▸ EXTRACTED INFORMATION

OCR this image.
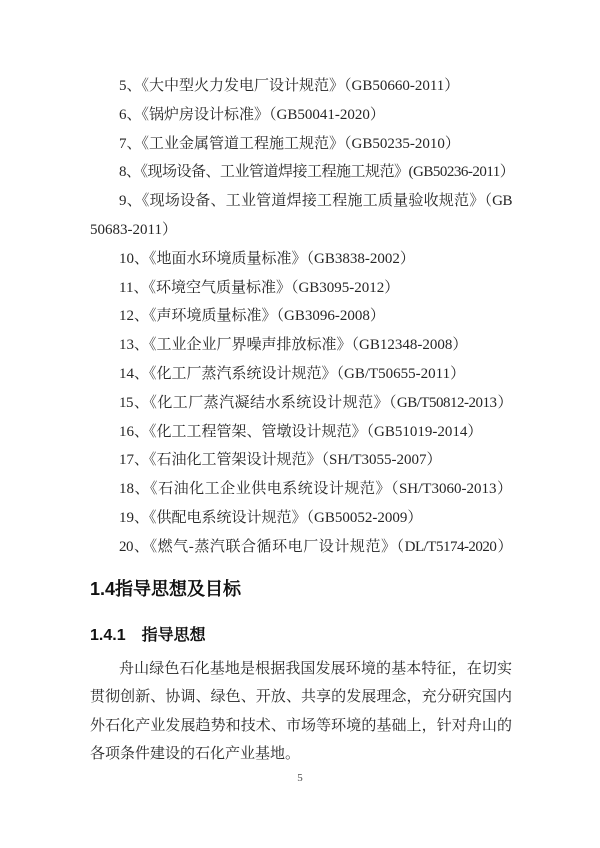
5、《大中型火力发电厂设计规范》（GB50660-2011）
6、《锅炉房设计标准》（GB50041-2020）
7、《工业金属管道工程施工规范》（GB50235-2010）
8、《现场设备、工业管道焊接工程施工规范》(GB50236-2011）
9、《现场设备、工业管道焊接工程施工质量验收规范》（GB
50683-2011）
10、《地面水环境质量标准》（GB3838-2002）
11、《环境空气质量标准》（GB3095-2012）
12、《声环境质量标准》（GB3096-2008）
13、《工业企业厂界噪声排放标准》（GB12348-2008）
14、《化工厂蒸汽系统设计规范》（GB/T50655-2011）
15、《化工厂蒸汽凝结水系统设计规范》（GB/T50812-2013）
16、《化工工程管架、管墩设计规范》（GB51019-2014）
17、《石油化工管架设计规范》（SH/T3055-2007）
18、《石油化工企业供电系统设计规范》（SH/T3060-2013）
19、《供配电系统设计规范》（GB50052-2009）
20、《燃气-蒸汽联合循环电厂设计规范》（DL/T5174-2020）
1.4指导思想及目标
1.4.1　指导思想
舟山绿色石化基地是根据我国发展环境的基本特征，在切实
贯彻创新、协调、绿色、开放、共享的发展理念，充分研究国内
外石化产业发展趋势和技术、市场等环境的基础上，针对舟山的
各项条件建设的石化产业基地。
5
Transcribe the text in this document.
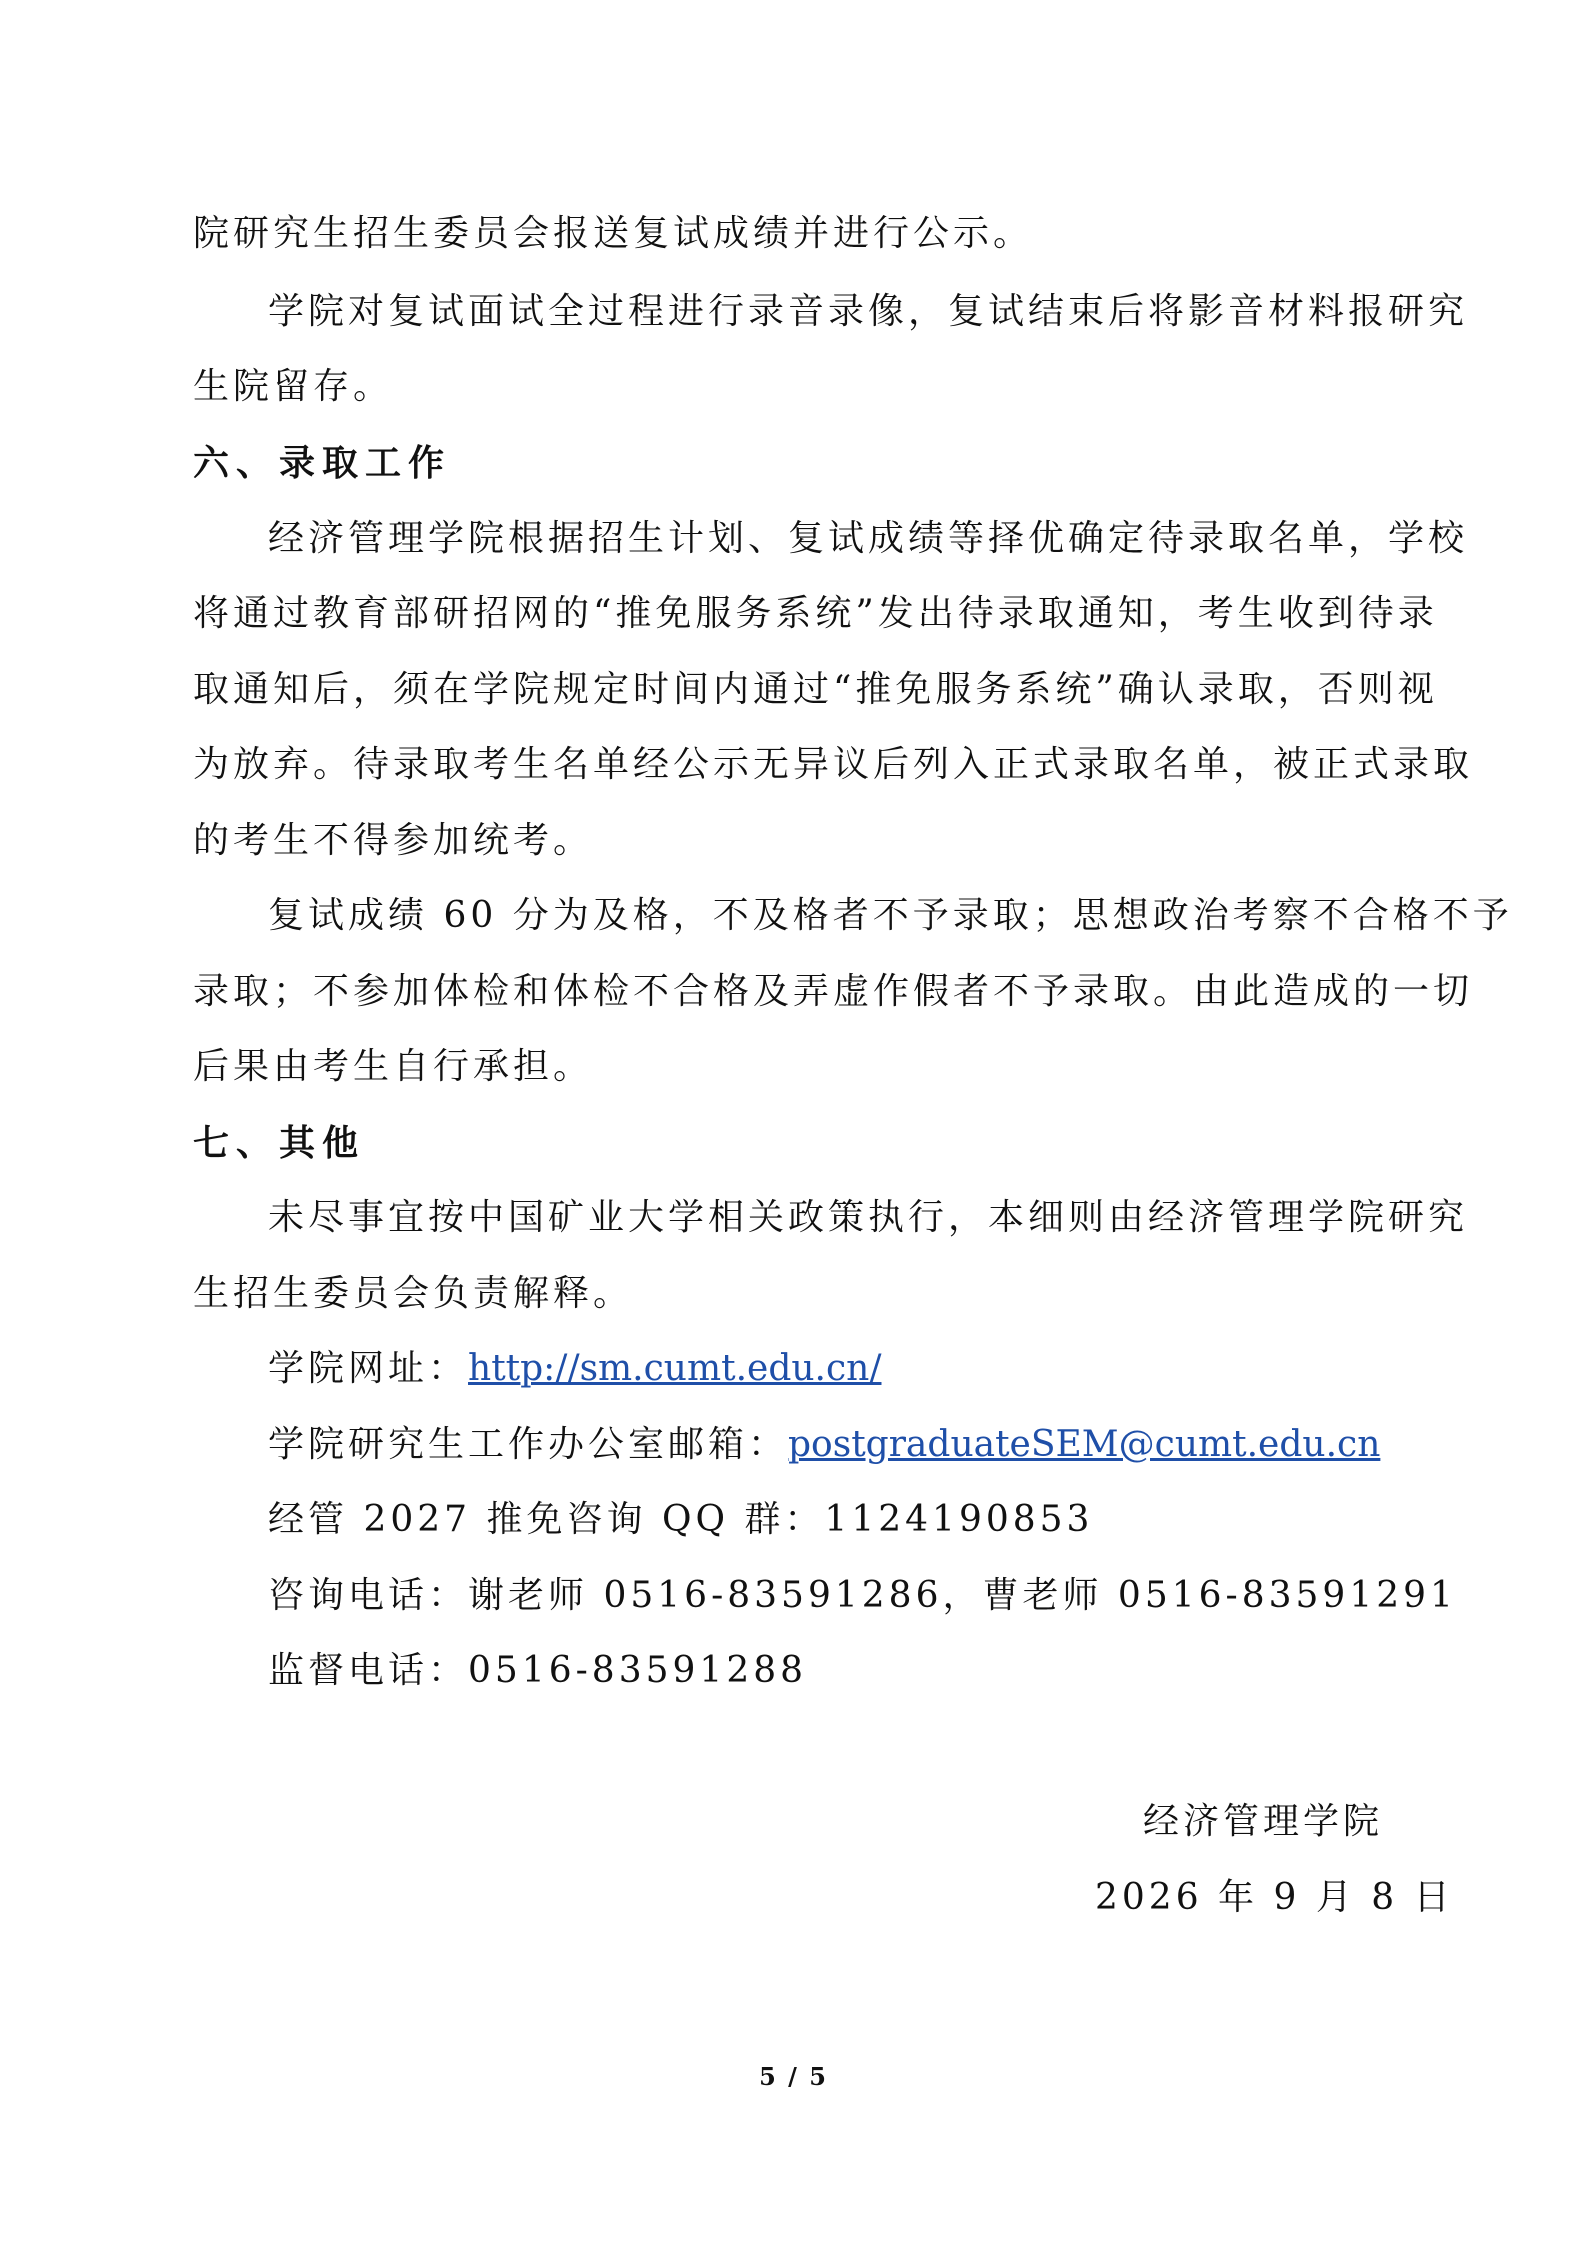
院研究生招生委员会报送复试成绩并进行公示。
学院对复试面试全过程进行录音录像，复试结束后将影音材料报研究
生院留存。
六、录取工作
经济管理学院根据招生计划、复试成绩等择优确定待录取名单，学校
将通过教育部研招网的“推免服务系统”发出待录取通知，考生收到待录
取通知后，须在学院规定时间内通过“推免服务系统”确认录取，否则视
为放弃。待录取考生名单经公示无异议后列入正式录取名单，被正式录取
的考生不得参加统考。
复试成绩 60 分为及格，不及格者不予录取；思想政治考察不合格不予
录取；不参加体检和体检不合格及弄虚作假者不予录取。由此造成的一切
后果由考生自行承担。
七、其他
未尽事宜按中国矿业大学相关政策执行，本细则由经济管理学院研究
生招生委员会负责解释。
学院网址：http://sm.cumt.edu.cn/
学院研究生工作办公室邮箱：postgraduateSEM@cumt.edu.cn
经管 2027 推免咨询 QQ 群：1124190853
咨询电话：谢老师 0516-83591286，曹老师 0516-83591291
监督电话：0516-83591288
经济管理学院
2026 年 9 月 8 日
5 / 5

▸ INSTRUCTIONS FOR THE TASK
Copy the records exactly as they appear, excluding images.

▸ RESULT FOR THIS EXERCISE
OCR this image.
5、《大中型火力发电厂设计规范》（GB50660-2011）
6、《锅炉房设计标准》（GB50041-2020）
7、《工业金属管道工程施工规范》（GB50235-2010）
8、《现场设备、工业管道焊接工程施工规范》(GB50236-2011）
9、《现场设备、工业管道焊接工程施工质量验收规范》（GB
50683-2011）
10、《地面水环境质量标准》（GB3838-2002）
11、《环境空气质量标准》（GB3095-2012）
12、《声环境质量标准》（GB3096-2008）
13、《工业企业厂界噪声排放标准》（GB12348-2008）
14、《化工厂蒸汽系统设计规范》（GB/T50655-2011）
15、《化工厂蒸汽凝结水系统设计规范》（GB/T50812-2013）
16、《化工工程管架、管墩设计规范》（GB51019-2014）
17、《石油化工管架设计规范》（SH/T3055-2007）
18、《石油化工企业供电系统设计规范》（SH/T3060-2013）
19、《供配电系统设计规范》（GB50052-2009）
20、《燃气-蒸汽联合循环电厂设计规范》（DL/T5174-2020）
1.4指导思想及目标
1.4.1　指导思想
舟山绿色石化基地是根据我国发展环境的基本特征，在切实
贯彻创新、协调、绿色、开放、共享的发展理念，充分研究国内
外石化产业发展趋势和技术、市场等环境的基础上，针对舟山的
各项条件建设的石化产业基地。
5
Transcribe the text in this document.
院研究生招生委员会报送复试成绩并进行公示。
学院对复试面试全过程进行录音录像，复试结束后将影音材料报研究
生院留存。
六、录取工作
经济管理学院根据招生计划、复试成绩等择优确定待录取名单，学校
将通过教育部研招网的“推免服务系统”发出待录取通知，考生收到待录
取通知后，须在学院规定时间内通过“推免服务系统”确认录取，否则视
为放弃。待录取考生名单经公示无异议后列入正式录取名单，被正式录取
的考生不得参加统考。
复试成绩 60 分为及格，不及格者不予录取；思想政治考察不合格不予
录取；不参加体检和体检不合格及弄虚作假者不予录取。由此造成的一切
后果由考生自行承担。
七、其他
未尽事宜按中国矿业大学相关政策执行，本细则由经济管理学院研究
生招生委员会负责解释。
学院网址：http://sm.cumt.edu.cn/
学院研究生工作办公室邮箱：postgraduateSEM@cumt.edu.cn
经管 2027 推免咨询 QQ 群：1124190853
咨询电话：谢老师 0516-83591286，曹老师 0516-83591291
监督电话：0516-83591288
经济管理学院
2026 年 9 月 8 日
5 / 5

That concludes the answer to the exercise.